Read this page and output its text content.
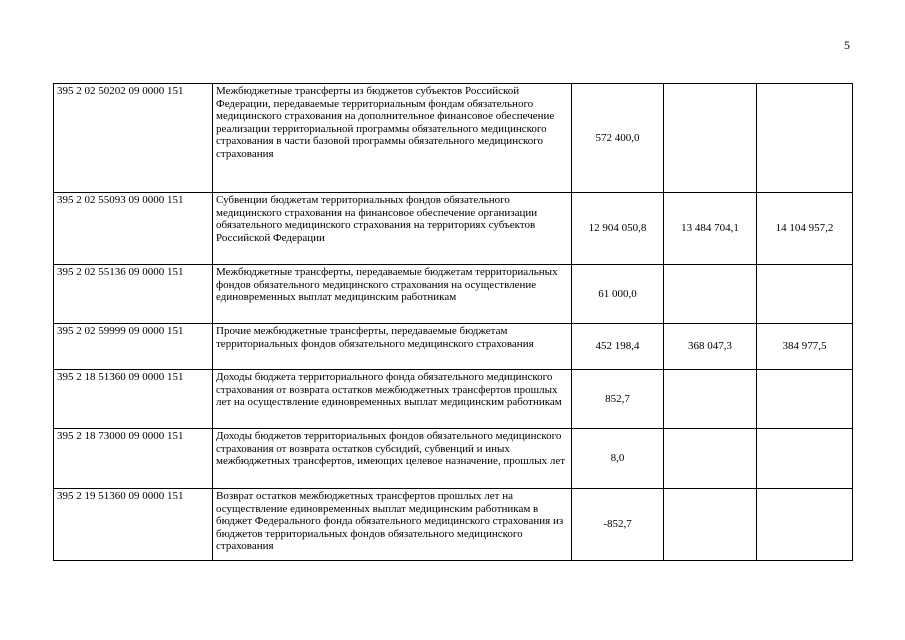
5
395 2 02 50202 09 0000 151	Межбюджетные трансферты из бюджетов субъектов Российской Федерации, передаваемые территориальным фондам обязательного медицинского страхования на дополнительное финансовое обеспечение реализации территориальной программы обязательного медицинского страхования в части базовой программы обязательного медицинского страхования	572 400,0		
395 2 02 55093 09 0000 151	Субвенции бюджетам территориальных фондов обязательного медицинского страхования на финансовое обеспечение организации обязательного медицинского страхования на территориях субъектов Российской Федерации	12 904 050,8	13 484 704,1	14 104 957,2
395 2 02 55136 09 0000 151	Межбюджетные трансферты, передаваемые бюджетам территориальных фондов обязательного медицинского страхования на осуществление единовременных выплат медицинским работникам	61 000,0		
395 2 02 59999 09 0000 151	Прочие межбюджетные трансферты, передаваемые бюджетам территориальных фондов обязательного медицинского страхования	452 198,4	368 047,3	384 977,5
395 2 18 51360 09 0000 151	Доходы бюджета территориального фонда обязательного медицинского страхования от возврата остатков межбюджетных трансфертов прошлых лет на осуществление единовременных выплат медицинским работникам	852,7		
395 2 18 73000 09 0000 151	Доходы бюджетов территориальных фондов обязательного медицинского страхования от возврата остатков субсидий, субвенций и иных межбюджетных трансфертов, имеющих целевое назначение, прошлых лет	8,0		
395 2 19 51360 09 0000 151	Возврат остатков межбюджетных трансфертов прошлых лет на осуществление единовременных выплат медицинским работникам в бюджет Федерального фонда обязательного медицинского страхования из бюджетов территориальных фондов обязательного медицинского страхования	-852,7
━━━━
◆ Stated goal: Show every line from the entries above in which the word "осуществление" appears.

◆ Task output:
395 2 02 55136 09 0000 151	Межбюджетные трансферты, передаваемые бюджетам территориальных фондов обязательного медицинского страхования на осуществление единовременных выплат медицинским работникам	61 000,0		
395 2 18 51360 09 0000 151	Доходы бюджета территориального фонда обязательного медицинского страхования от возврата остатков межбюджетных трансфертов прошлых лет на осуществление единовременных выплат медицинским работникам	852,7		
395 2 19 51360 09 0000 151	Возврат остатков межбюджетных трансфертов прошлых лет на осуществление единовременных выплат медицинским работникам в бюджет Федерального фонда обязательного медицинского страхования из бюджетов территориальных фондов обязательного медицинского страхования	-852,7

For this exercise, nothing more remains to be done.